◆ Records for processing
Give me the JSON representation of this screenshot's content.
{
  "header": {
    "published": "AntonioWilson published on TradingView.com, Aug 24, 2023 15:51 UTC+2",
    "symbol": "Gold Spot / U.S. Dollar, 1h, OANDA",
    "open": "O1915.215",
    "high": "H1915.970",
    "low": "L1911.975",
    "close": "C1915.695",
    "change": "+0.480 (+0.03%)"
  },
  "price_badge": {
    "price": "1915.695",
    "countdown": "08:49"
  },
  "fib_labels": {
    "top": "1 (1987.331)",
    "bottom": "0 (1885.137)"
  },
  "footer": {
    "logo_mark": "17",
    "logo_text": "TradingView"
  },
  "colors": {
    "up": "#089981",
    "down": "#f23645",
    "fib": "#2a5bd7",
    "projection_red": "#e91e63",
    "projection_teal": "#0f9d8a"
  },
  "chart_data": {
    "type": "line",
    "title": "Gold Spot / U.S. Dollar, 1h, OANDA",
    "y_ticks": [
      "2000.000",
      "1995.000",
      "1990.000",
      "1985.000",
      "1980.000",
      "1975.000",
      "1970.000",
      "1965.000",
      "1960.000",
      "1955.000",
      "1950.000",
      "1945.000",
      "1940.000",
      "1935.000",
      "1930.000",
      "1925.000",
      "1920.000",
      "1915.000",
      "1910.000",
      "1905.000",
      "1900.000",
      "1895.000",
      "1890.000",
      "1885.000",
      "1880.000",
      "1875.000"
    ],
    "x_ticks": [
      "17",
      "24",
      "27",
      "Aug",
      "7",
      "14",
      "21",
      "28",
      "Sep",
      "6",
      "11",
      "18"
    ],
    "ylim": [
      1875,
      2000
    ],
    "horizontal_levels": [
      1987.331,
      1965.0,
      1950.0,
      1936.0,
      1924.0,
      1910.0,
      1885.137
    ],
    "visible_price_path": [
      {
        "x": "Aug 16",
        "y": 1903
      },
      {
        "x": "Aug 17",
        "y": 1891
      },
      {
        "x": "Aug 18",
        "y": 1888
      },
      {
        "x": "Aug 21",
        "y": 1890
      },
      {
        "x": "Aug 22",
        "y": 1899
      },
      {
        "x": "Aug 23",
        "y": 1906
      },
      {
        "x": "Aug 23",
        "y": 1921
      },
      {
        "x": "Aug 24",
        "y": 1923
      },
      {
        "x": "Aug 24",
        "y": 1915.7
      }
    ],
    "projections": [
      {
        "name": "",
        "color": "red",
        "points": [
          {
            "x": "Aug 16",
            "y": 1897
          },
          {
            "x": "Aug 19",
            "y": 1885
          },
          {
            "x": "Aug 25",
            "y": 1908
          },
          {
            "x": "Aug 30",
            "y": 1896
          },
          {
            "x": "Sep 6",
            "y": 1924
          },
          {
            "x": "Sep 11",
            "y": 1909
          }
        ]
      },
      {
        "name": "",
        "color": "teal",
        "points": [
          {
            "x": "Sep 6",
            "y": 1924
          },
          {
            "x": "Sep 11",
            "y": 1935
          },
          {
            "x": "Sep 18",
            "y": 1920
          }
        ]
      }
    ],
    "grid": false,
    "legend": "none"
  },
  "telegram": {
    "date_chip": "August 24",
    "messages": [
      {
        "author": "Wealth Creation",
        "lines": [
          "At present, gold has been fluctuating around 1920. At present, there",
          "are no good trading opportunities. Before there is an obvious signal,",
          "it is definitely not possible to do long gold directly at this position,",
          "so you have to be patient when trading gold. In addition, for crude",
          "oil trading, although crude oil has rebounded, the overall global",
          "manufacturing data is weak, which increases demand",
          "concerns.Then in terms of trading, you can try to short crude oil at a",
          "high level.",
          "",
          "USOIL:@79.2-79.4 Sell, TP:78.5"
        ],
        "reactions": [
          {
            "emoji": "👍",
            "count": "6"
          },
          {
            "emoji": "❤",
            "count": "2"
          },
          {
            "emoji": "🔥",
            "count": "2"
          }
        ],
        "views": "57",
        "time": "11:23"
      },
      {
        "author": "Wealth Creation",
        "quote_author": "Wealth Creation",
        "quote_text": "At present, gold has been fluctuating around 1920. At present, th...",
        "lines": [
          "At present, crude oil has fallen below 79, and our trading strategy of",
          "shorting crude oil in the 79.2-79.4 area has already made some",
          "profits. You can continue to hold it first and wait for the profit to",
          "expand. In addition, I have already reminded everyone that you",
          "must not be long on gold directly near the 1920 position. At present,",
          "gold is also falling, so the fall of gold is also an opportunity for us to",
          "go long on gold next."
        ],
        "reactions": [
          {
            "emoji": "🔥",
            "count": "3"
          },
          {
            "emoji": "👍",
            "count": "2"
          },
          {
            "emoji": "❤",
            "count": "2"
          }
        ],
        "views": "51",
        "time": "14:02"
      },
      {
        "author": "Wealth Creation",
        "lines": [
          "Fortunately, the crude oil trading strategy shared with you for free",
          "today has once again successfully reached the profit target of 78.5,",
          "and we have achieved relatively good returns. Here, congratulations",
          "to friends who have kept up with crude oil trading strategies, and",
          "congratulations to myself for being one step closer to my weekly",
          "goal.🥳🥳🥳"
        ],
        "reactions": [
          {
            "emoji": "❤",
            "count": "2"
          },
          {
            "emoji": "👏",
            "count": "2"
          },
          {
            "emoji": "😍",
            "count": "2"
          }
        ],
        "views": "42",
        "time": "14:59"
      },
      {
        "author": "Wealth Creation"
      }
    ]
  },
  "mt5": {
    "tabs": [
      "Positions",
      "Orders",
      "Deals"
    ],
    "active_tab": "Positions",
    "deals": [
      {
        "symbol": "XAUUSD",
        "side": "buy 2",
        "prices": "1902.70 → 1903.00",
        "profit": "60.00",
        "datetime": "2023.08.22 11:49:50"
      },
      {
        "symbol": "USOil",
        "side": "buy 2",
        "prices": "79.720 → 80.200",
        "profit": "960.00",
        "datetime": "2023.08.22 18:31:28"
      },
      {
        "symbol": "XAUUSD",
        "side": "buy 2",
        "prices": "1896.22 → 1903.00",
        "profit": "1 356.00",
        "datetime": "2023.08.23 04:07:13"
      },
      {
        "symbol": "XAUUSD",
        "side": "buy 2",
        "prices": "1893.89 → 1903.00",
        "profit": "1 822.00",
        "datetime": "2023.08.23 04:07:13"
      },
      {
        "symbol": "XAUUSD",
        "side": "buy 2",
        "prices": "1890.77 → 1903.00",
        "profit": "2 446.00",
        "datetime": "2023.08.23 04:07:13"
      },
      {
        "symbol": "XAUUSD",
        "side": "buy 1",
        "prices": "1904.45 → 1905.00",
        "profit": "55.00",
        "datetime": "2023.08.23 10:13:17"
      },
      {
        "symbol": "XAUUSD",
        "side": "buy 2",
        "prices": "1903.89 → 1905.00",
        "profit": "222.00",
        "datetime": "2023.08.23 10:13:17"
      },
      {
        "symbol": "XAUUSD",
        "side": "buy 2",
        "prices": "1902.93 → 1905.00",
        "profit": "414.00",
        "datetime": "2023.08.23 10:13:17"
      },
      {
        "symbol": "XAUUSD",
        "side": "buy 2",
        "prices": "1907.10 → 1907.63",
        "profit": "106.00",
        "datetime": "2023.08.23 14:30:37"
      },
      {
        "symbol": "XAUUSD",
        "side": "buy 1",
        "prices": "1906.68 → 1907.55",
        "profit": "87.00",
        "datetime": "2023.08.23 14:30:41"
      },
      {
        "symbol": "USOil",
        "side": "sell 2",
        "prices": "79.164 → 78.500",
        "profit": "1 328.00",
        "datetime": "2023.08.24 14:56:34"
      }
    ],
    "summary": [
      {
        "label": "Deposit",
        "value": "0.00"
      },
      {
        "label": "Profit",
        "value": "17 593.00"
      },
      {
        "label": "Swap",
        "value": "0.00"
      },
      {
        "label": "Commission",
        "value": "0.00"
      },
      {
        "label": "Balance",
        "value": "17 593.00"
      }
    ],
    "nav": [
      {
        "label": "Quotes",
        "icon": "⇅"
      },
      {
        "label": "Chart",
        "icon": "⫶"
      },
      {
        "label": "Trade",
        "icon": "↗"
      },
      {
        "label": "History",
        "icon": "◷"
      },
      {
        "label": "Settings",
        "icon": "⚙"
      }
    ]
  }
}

◆ The request
Find how many lines in the records contain the string "there", then give the number alone.

◆ In response
2